§ **Direction**: Take from the listing each line that has the string "name".

(Records excerpted from a collection)
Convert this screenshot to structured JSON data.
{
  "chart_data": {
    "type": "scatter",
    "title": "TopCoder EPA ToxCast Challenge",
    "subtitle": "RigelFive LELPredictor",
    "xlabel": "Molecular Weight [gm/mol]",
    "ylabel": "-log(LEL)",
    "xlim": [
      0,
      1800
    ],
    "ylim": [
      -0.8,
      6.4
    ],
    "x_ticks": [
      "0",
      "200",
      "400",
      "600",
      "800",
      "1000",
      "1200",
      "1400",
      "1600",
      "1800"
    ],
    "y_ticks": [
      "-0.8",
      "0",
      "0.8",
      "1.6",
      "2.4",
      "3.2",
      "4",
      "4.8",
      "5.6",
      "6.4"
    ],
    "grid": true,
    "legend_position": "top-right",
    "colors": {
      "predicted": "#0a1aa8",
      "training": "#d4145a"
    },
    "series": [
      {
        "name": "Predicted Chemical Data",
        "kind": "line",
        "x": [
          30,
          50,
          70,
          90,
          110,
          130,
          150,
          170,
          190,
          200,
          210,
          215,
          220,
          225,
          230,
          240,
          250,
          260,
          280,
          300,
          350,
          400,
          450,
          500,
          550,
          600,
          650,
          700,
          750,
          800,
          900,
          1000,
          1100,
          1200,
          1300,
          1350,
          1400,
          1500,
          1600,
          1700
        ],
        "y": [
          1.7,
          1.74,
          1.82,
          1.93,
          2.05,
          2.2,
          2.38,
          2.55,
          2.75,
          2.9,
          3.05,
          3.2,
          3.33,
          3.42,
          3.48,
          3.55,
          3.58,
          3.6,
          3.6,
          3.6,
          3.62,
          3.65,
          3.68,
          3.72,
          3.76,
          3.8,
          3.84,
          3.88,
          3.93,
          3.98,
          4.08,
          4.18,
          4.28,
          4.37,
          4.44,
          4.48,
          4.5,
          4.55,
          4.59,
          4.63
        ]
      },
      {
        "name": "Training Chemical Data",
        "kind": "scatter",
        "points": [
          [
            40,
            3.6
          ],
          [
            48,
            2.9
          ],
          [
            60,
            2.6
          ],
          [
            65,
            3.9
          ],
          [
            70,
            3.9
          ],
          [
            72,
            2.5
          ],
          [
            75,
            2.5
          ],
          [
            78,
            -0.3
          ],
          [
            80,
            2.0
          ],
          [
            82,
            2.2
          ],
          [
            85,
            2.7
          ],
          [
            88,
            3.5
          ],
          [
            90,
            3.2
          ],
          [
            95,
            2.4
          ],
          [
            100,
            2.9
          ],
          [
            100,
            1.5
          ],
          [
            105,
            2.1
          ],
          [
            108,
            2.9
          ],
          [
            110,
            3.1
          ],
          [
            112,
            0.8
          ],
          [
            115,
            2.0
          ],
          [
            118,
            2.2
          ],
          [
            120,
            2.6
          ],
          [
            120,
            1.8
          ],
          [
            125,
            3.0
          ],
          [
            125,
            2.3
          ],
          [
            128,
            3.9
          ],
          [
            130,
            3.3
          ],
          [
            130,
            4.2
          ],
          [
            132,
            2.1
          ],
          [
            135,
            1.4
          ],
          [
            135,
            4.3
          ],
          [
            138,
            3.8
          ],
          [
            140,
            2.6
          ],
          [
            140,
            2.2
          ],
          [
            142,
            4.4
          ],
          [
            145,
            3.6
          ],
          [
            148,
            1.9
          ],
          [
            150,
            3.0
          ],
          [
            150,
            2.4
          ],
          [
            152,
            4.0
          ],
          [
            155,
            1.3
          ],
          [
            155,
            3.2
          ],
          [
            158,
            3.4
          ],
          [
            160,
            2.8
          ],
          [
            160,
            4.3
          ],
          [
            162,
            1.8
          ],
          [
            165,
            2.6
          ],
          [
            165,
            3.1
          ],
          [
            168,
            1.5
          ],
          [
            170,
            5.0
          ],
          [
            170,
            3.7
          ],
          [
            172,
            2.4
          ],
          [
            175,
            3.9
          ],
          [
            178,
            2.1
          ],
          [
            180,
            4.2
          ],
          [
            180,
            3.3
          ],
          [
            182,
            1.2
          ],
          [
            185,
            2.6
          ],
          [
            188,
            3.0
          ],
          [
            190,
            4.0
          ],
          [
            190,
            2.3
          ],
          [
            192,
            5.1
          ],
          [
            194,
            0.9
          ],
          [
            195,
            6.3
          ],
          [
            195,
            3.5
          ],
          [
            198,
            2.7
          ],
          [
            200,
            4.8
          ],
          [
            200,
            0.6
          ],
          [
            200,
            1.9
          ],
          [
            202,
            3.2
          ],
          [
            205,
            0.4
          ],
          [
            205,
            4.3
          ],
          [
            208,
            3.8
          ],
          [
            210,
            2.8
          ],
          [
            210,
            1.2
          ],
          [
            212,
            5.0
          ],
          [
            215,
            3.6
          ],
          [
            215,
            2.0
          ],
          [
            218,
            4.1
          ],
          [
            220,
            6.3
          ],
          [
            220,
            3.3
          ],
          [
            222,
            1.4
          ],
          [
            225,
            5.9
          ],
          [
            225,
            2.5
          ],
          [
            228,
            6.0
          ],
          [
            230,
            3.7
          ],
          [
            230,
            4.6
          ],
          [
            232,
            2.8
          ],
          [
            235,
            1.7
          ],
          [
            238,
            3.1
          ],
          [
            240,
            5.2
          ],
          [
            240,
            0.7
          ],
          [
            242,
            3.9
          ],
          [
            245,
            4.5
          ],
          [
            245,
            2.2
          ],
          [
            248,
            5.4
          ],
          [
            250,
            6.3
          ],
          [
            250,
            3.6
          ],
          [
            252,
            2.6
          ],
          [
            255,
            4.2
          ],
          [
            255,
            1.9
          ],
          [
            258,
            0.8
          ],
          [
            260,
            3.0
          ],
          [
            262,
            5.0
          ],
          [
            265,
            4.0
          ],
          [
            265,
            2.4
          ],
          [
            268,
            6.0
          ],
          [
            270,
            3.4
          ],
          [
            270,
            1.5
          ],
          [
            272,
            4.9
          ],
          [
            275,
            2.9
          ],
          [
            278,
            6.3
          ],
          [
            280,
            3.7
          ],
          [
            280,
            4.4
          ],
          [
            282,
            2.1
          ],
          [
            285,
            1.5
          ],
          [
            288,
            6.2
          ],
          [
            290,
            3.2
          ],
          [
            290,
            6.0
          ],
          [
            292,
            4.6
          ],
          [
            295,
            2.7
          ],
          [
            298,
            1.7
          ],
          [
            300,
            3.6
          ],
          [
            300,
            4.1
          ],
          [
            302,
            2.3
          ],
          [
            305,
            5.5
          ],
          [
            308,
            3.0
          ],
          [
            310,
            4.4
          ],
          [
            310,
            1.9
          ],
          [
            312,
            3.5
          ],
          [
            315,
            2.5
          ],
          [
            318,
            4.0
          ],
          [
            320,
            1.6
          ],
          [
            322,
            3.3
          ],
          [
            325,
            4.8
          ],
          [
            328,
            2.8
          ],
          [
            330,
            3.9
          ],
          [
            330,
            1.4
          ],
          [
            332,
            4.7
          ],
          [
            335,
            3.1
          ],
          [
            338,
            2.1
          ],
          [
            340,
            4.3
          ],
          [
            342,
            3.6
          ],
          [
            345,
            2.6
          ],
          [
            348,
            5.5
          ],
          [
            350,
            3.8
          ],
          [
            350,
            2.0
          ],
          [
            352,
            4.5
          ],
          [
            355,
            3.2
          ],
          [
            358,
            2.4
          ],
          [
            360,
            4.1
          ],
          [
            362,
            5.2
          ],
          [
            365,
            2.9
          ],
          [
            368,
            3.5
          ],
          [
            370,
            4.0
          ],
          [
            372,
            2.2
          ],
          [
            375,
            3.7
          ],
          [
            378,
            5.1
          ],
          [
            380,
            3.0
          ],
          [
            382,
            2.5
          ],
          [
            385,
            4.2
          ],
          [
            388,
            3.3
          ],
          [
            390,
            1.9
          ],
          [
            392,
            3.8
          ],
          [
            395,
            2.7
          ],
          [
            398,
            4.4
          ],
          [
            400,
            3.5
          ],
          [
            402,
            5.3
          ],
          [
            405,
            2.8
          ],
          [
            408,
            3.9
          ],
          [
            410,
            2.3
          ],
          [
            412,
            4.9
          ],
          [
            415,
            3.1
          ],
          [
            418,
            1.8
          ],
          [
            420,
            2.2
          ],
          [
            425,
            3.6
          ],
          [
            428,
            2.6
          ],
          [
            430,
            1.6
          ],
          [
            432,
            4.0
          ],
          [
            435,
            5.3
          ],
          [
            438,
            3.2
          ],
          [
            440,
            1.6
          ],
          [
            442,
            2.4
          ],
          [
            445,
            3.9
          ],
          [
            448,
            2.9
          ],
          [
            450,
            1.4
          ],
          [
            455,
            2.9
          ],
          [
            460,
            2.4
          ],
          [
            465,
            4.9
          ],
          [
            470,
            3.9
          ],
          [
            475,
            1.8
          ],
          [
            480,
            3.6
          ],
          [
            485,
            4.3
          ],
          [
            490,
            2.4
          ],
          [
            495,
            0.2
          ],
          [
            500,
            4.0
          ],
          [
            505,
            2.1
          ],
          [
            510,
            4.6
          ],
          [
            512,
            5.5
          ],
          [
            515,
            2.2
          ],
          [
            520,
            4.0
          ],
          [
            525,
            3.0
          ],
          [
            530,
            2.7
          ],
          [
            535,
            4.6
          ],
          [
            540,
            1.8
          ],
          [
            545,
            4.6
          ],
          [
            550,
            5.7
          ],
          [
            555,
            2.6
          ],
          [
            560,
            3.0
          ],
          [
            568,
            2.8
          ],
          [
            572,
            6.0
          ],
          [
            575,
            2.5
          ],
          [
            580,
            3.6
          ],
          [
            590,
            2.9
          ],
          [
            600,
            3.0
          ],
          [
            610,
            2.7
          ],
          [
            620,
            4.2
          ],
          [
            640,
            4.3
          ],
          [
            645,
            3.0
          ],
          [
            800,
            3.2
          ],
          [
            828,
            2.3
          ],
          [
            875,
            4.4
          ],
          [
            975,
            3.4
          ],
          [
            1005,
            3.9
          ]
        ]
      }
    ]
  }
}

§ **Answer to this exercise**:
        "name": "Predicted Chemical Data",
        "name": "Training Chemical Data",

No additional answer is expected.